In the past few weeks I have had Mr Smaggle on a strict regime of watching strategic episodes of Sex and the City to prepare him for our SATC movie date next week. Strategic because we don’t have time to watch the full series so we are watching 2 episodes per disk so he gets a general idea of the history. He quite likes HBO programs and is enjoying the show. He even understands most of what they are talking about. So high is his tolerance for the girly chat that he has endured talk of vibrators, anal sex and funky tasting spunk without so much as a blush forming on his pretty little cheeks.

However, he was totally horrified by one particular scene that we watched the other day. It’s the episode where Samantha and Carrie try to get into an exclusive restaurant and the door bitch is being a total cow and won’t let them in. Finally towards the end of the episode the door bitch has to ask Carrie if she can borrow a tampon. Carrie is delighted to help, they bond in the ladies bathroom and Carrie and Samantha are escorted to the best table in the restaurant moments later as pay back for the miracle tampon.

The scene that had Mr Smaggle freaking out was when Carrie hands over the tampon. I believe the exact phrase was ‘What the f*ck is that?’. This is what he saw…

The poor sheltered boy had never seen an applicator tampon before and was clearly traumatised by teeny tiny Carrie dishing out tyrannosaurus-sized tampons. He obviously knows what a tampon is and knows what they are used for. ‘They’re like a plug right?’ he asked when we first started dating. He wasn’t raised around adolescent girls so the details were never fully explained to him. I replied that yes tampons were like a plug only more absorbent.  I also explained (quite unnecessarily) that once the ‘plug’ is removed it’s not like a sink – there’s no gurgling or gushing. Um… apparently that was assumed knowledge.
++++++++++++++++++++
## Study questions
**a.** In the post about preparing Mr Smaggle for the Sex and the City movie, why are they watching only two episodes per disk instead of the full series?
**b.** In the post about preparing Mr Smaggle for the Sex and the City movie, which two characters try to get into the exclusive restaurant?
++++++++++++++++++++
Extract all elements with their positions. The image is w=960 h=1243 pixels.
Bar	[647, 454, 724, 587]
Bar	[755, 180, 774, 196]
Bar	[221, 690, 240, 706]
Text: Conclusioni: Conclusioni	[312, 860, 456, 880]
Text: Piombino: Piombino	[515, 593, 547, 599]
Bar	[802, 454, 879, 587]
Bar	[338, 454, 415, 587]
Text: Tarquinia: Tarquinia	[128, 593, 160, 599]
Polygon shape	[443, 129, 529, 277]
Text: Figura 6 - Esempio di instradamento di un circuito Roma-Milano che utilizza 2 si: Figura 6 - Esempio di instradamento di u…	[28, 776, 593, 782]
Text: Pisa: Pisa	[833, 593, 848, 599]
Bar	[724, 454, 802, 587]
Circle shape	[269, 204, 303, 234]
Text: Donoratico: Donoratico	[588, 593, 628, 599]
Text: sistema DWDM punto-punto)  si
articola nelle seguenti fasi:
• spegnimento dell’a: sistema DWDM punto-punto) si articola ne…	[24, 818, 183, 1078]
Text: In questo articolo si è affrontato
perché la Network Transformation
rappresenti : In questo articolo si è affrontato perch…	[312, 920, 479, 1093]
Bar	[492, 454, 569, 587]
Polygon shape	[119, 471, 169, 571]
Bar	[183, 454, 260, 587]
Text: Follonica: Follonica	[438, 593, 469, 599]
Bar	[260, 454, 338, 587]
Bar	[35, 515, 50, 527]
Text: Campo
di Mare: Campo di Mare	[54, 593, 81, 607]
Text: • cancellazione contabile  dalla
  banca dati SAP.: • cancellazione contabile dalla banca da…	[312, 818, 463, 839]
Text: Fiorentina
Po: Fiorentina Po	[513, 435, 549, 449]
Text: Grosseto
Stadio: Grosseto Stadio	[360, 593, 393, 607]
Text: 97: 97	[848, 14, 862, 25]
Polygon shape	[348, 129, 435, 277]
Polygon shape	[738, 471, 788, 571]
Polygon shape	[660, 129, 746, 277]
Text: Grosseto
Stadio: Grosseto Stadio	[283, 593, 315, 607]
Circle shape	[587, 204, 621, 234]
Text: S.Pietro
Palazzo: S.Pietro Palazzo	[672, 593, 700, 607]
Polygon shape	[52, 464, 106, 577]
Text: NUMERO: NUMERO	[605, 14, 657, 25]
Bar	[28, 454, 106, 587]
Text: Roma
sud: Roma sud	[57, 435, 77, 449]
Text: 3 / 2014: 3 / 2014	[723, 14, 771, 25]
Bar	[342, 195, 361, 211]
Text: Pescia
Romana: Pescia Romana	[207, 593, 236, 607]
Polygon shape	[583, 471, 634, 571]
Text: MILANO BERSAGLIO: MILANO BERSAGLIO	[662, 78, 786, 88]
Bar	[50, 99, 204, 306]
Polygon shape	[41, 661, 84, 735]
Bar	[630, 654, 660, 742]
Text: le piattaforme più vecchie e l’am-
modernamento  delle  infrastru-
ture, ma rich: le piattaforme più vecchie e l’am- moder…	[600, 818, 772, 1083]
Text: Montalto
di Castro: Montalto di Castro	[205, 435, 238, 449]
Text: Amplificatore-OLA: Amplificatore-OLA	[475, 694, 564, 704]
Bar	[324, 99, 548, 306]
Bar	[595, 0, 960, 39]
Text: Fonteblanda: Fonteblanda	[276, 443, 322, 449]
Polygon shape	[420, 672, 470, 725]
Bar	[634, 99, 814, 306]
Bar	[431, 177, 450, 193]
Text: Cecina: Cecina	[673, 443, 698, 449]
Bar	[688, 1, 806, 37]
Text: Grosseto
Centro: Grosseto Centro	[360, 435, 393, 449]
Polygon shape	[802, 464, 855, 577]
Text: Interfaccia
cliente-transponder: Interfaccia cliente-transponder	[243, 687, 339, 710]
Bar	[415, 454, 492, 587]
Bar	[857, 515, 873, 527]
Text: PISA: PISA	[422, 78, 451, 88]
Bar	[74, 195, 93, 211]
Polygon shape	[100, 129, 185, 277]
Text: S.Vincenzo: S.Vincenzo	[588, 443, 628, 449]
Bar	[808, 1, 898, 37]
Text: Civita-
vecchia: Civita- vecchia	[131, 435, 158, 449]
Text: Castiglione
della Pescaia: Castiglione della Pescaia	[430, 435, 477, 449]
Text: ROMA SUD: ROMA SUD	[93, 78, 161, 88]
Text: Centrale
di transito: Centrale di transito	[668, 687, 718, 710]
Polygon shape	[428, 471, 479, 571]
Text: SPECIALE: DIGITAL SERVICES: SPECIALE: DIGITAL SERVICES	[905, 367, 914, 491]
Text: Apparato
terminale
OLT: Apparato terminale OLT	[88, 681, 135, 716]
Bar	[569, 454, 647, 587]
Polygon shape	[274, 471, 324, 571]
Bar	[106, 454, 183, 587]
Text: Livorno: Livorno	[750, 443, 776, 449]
++++++++++++++++++++
## Solution list
**a.** They don't have time to watch the whole series. Watching two episodes per disk still gives him a general idea of the show's history before their movie date.

**b.** Samantha and Carrie.